=== Stored rows ===

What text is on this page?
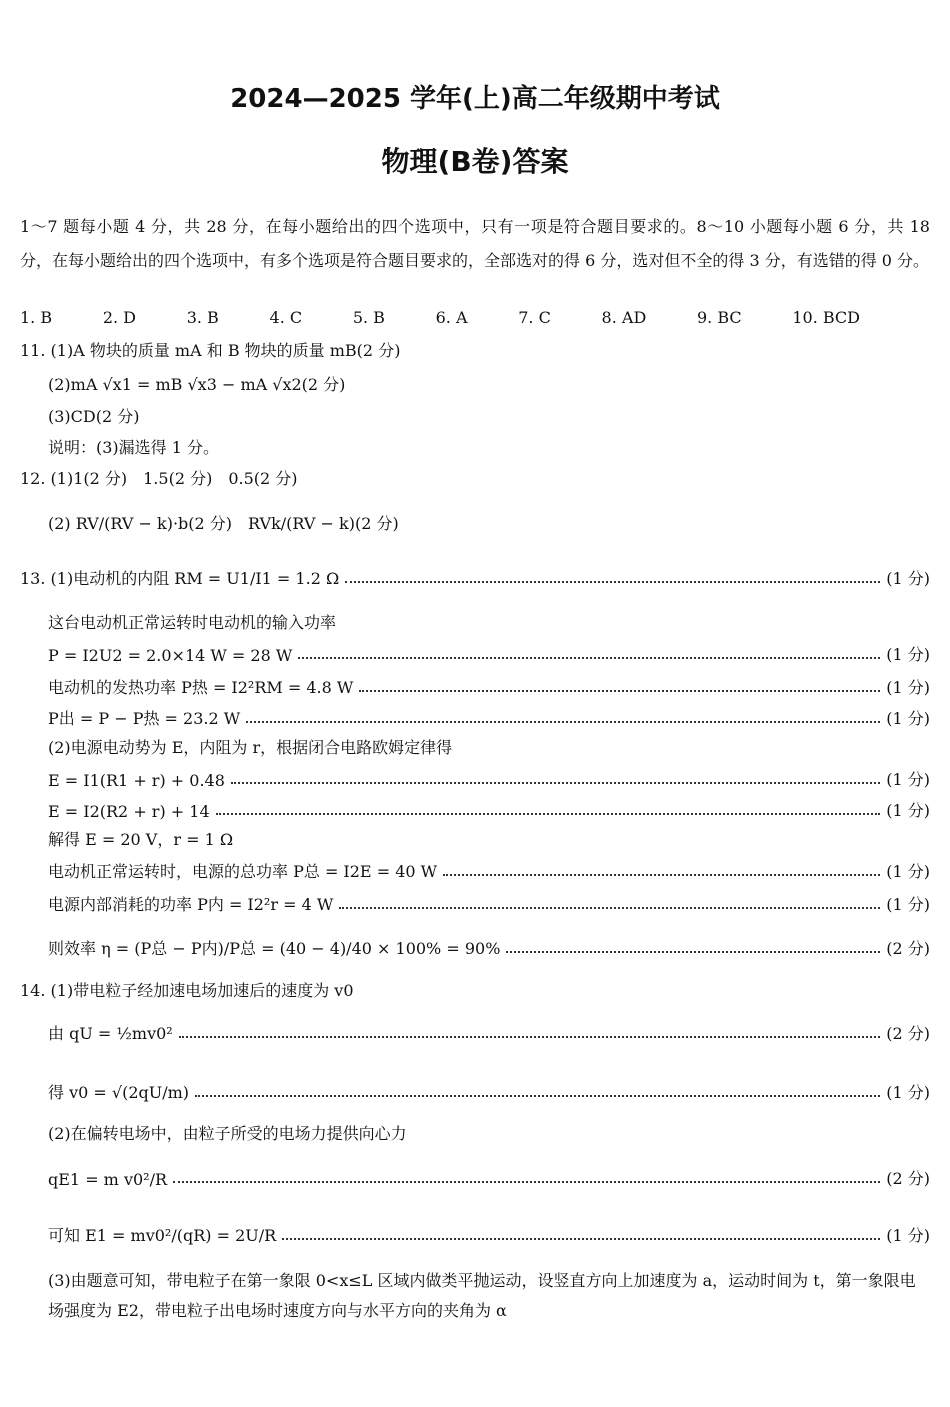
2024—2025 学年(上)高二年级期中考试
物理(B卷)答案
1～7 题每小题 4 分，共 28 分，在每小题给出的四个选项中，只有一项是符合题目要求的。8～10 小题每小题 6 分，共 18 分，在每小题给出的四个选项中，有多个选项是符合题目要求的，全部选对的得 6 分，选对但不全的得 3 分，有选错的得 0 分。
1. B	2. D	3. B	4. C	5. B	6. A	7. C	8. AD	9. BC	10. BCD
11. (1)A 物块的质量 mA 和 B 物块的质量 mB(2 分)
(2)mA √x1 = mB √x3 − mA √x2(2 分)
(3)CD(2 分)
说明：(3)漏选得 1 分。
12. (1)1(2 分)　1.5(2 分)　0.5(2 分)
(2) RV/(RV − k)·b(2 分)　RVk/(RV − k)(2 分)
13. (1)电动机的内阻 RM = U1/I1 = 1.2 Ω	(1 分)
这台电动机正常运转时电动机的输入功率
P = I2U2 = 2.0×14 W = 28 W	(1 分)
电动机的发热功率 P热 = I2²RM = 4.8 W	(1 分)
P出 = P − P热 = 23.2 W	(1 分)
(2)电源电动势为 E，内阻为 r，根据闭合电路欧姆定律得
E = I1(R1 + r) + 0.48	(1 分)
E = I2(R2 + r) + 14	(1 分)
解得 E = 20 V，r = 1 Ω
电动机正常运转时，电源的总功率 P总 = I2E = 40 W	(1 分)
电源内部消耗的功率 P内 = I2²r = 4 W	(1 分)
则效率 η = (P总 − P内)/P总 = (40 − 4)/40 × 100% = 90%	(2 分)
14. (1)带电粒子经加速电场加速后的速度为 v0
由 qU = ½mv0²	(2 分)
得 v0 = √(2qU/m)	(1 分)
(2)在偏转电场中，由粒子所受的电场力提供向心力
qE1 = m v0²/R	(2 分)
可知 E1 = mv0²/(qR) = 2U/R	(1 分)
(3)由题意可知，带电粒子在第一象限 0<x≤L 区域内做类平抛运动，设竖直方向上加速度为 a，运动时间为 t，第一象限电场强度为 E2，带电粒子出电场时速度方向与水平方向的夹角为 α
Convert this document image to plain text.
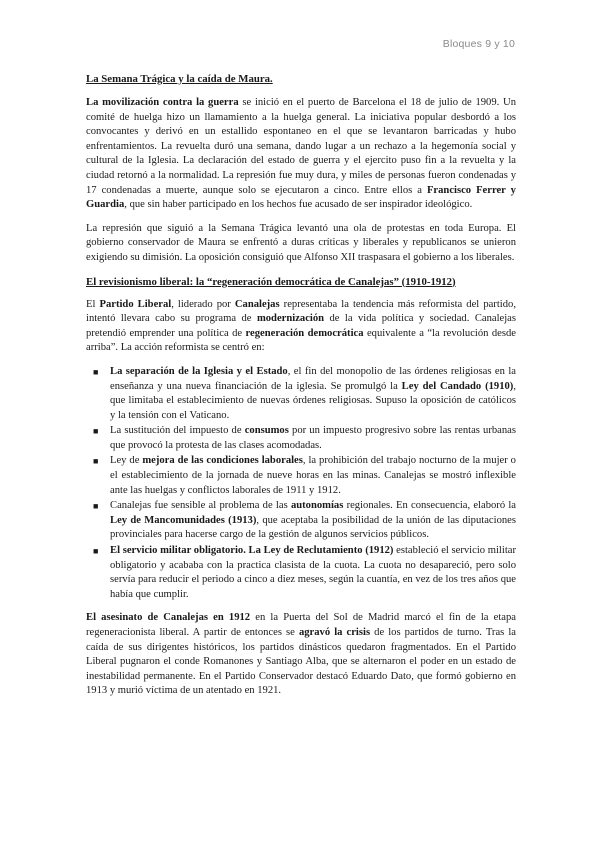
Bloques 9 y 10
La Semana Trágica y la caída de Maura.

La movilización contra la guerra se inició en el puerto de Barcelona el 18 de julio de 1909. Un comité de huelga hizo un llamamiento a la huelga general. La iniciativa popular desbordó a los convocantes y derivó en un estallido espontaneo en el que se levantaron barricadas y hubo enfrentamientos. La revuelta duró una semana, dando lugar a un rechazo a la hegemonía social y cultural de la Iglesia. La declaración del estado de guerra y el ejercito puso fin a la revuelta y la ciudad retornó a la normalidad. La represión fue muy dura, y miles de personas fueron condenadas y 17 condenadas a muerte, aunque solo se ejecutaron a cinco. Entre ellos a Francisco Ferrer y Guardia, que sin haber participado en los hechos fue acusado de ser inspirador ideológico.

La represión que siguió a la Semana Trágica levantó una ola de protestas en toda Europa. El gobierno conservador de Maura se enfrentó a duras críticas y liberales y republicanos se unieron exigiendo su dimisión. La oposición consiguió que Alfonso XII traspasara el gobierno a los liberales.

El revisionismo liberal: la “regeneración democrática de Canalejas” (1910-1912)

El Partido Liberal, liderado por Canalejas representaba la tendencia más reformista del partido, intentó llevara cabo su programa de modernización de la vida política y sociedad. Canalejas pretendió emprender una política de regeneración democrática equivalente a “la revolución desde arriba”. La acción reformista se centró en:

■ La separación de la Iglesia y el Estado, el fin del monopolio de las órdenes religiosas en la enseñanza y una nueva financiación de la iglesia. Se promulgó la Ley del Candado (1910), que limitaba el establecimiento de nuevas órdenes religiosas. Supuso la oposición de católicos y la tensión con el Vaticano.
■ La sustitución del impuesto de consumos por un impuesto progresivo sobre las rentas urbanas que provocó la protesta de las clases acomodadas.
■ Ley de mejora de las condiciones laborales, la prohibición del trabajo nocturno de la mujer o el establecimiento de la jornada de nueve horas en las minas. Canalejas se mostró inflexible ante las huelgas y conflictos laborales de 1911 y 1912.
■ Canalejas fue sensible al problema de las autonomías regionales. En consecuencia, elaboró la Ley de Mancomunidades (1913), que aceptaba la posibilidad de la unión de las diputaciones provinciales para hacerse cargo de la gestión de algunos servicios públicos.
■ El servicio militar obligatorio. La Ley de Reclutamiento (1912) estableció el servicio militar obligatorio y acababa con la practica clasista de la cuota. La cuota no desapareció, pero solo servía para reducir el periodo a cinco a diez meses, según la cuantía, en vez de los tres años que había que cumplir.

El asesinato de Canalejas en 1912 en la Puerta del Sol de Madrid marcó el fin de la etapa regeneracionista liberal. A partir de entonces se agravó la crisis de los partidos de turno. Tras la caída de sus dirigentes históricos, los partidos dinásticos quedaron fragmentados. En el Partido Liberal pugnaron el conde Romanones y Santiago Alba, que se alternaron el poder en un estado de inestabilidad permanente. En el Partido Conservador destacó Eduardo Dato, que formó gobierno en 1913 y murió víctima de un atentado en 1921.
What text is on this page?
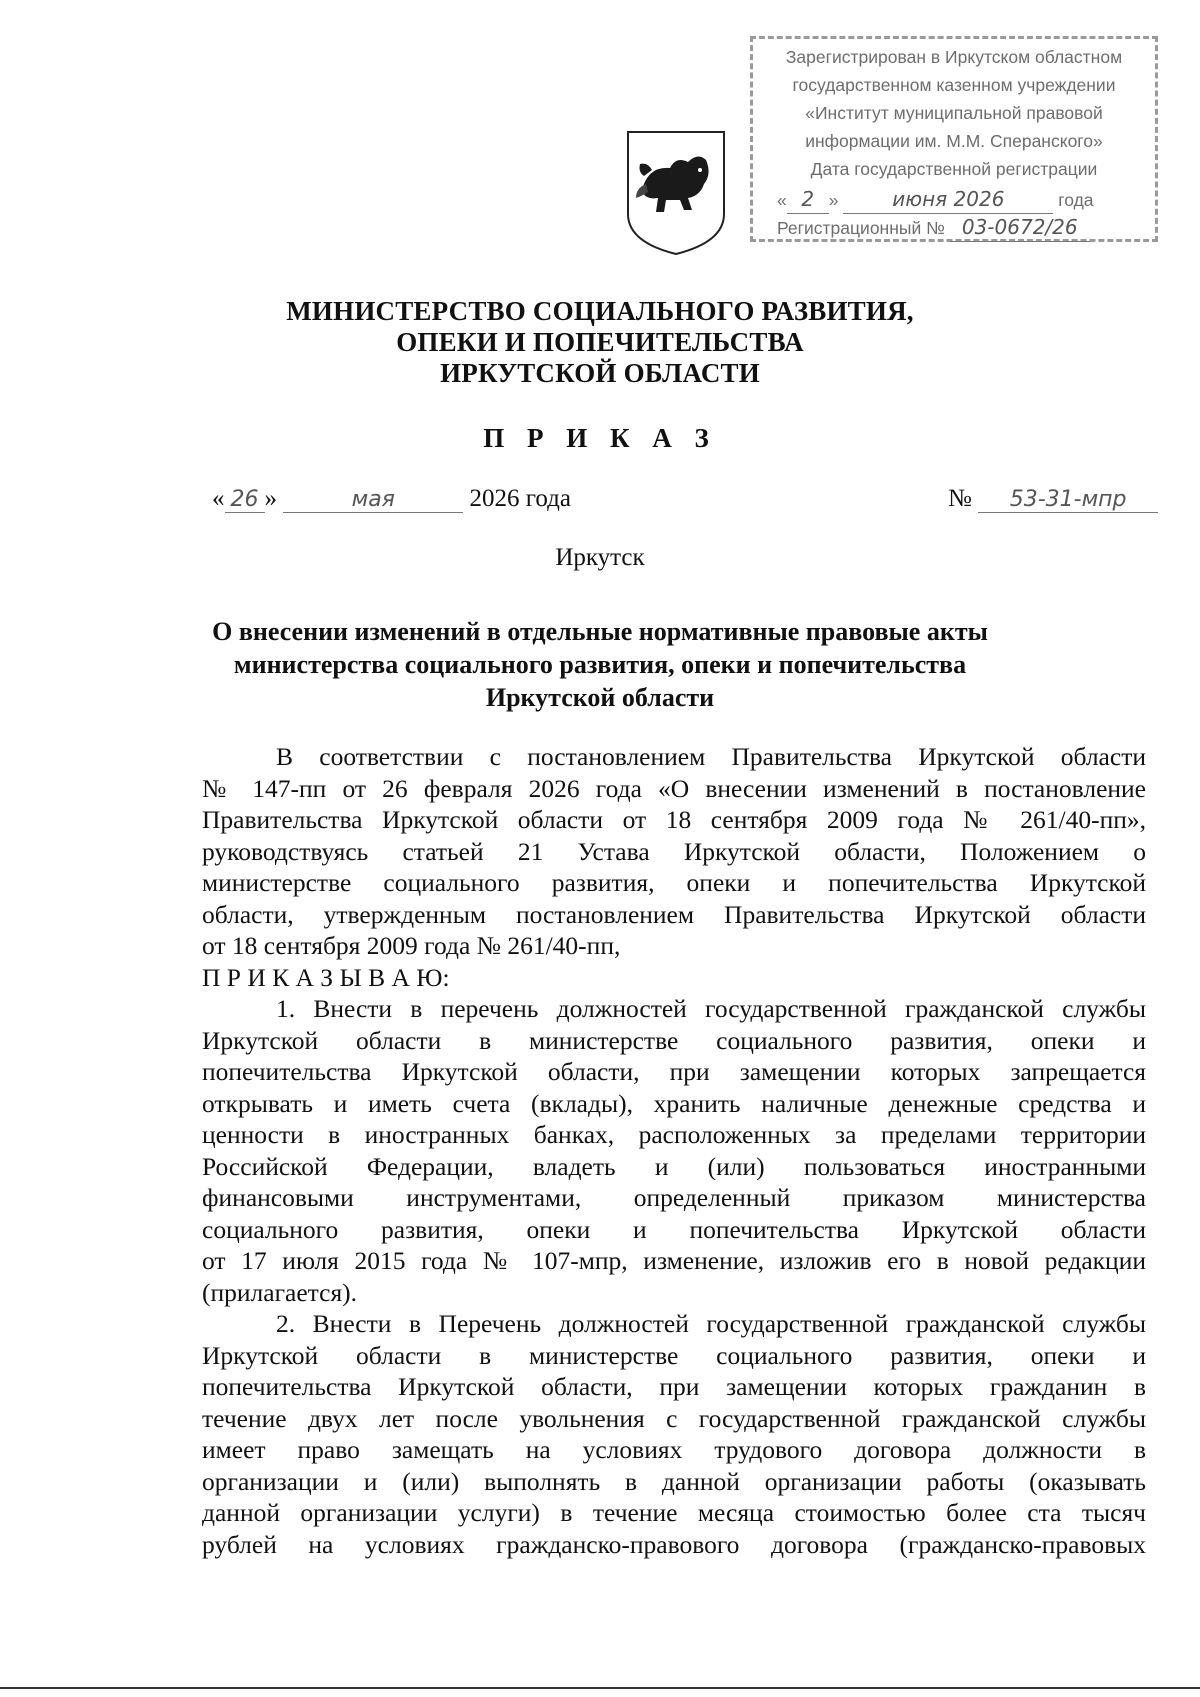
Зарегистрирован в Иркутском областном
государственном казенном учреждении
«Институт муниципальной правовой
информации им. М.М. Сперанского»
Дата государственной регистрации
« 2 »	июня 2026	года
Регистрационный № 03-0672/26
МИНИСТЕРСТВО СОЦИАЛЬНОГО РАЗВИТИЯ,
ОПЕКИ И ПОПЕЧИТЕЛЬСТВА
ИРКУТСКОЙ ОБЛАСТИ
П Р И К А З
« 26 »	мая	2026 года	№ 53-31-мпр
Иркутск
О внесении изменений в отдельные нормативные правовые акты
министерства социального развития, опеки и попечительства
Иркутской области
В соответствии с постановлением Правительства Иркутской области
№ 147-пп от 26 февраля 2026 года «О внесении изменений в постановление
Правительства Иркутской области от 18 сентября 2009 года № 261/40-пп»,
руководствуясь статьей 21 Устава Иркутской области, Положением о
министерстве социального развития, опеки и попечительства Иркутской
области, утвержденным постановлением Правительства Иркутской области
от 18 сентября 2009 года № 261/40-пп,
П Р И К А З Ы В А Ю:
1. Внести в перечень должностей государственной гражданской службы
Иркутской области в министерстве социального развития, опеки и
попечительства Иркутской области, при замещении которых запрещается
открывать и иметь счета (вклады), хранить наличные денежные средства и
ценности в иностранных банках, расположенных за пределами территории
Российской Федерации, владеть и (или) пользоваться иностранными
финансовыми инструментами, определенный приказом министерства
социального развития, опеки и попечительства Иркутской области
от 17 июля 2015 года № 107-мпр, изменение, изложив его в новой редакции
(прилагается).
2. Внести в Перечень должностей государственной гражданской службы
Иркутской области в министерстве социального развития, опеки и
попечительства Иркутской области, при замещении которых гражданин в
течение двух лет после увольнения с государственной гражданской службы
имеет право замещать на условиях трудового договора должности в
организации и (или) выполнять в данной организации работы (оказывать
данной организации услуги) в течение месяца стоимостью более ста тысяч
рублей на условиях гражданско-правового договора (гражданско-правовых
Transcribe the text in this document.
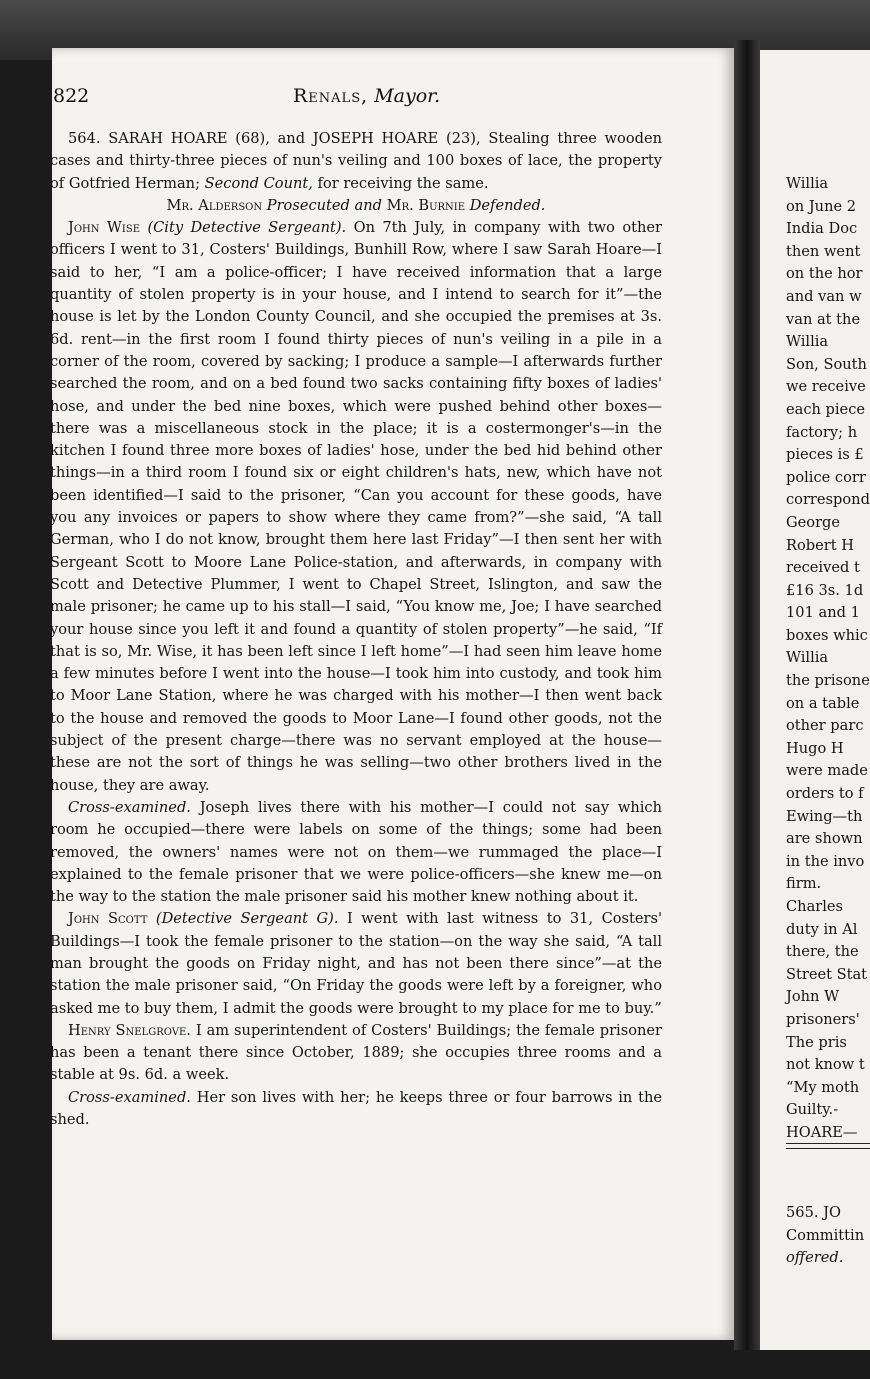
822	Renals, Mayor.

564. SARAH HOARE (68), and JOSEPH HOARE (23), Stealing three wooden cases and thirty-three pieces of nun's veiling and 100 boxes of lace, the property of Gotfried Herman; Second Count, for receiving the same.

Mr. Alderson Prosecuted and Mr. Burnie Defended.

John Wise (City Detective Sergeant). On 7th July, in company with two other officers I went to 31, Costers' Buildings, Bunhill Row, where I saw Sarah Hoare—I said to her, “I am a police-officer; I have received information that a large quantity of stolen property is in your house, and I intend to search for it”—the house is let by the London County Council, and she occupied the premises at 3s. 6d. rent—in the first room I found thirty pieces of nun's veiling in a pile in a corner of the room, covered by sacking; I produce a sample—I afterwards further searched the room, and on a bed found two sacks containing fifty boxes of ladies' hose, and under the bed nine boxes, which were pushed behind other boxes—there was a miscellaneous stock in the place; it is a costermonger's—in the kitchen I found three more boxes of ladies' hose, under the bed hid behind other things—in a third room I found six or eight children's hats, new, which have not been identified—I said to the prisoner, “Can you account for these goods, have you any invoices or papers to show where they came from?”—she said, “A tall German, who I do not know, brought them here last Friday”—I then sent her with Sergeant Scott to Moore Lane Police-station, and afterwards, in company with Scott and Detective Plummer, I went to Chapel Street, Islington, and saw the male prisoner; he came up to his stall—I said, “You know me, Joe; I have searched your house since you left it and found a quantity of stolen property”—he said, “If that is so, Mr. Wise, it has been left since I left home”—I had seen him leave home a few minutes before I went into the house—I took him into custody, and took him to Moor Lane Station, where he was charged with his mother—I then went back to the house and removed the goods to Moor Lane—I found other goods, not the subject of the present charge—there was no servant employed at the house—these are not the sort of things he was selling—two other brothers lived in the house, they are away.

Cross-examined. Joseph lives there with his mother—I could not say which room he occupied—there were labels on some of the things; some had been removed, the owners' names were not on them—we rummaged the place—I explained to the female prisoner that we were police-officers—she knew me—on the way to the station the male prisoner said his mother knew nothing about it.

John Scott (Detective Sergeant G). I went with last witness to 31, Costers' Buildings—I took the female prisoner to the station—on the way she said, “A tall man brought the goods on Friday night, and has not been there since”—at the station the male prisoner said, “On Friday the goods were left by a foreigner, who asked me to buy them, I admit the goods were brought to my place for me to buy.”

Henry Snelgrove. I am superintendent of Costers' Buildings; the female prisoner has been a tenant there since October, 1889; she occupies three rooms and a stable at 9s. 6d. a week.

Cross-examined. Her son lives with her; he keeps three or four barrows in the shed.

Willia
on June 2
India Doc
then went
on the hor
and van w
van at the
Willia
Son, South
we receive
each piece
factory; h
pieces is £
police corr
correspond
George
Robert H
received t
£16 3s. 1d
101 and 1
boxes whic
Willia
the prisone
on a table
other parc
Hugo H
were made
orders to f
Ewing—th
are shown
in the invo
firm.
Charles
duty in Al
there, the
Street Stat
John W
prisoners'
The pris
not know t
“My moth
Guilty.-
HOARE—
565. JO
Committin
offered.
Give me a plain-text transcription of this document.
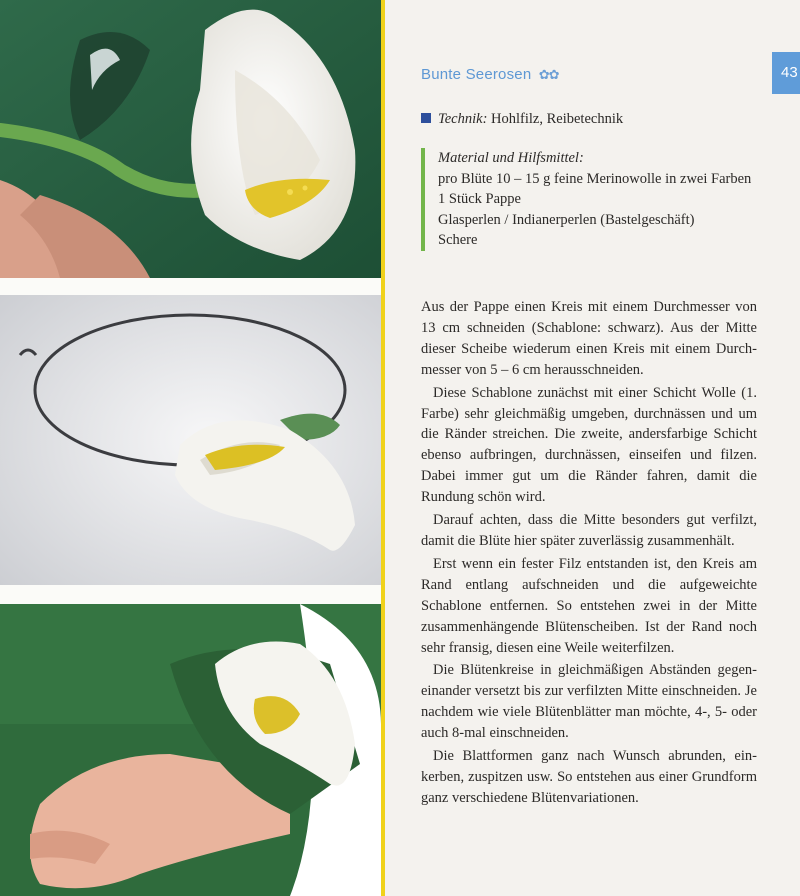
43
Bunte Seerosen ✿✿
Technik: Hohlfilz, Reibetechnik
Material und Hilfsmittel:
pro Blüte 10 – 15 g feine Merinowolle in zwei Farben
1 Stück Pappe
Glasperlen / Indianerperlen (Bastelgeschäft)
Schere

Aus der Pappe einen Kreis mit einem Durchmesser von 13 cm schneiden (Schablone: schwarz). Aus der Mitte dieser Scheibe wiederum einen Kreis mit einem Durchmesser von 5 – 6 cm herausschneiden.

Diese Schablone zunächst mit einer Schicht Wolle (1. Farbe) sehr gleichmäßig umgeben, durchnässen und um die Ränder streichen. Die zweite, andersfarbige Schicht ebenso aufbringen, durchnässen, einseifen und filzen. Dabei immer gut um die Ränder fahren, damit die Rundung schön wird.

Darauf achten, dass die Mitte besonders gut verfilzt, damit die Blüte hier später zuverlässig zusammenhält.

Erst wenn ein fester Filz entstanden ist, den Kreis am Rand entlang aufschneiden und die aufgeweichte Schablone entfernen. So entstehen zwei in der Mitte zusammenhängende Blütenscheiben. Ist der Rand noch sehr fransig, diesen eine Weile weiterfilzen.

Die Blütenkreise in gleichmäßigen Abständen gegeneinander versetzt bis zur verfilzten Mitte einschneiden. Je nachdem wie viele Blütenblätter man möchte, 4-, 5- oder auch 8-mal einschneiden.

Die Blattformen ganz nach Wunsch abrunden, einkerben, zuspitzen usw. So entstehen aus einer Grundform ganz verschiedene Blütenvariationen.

===

▶ _Task statement_
Make a tally of the lines in this data that include the string "должностей", and answer with that tally alone.

▶ _Completed task_
2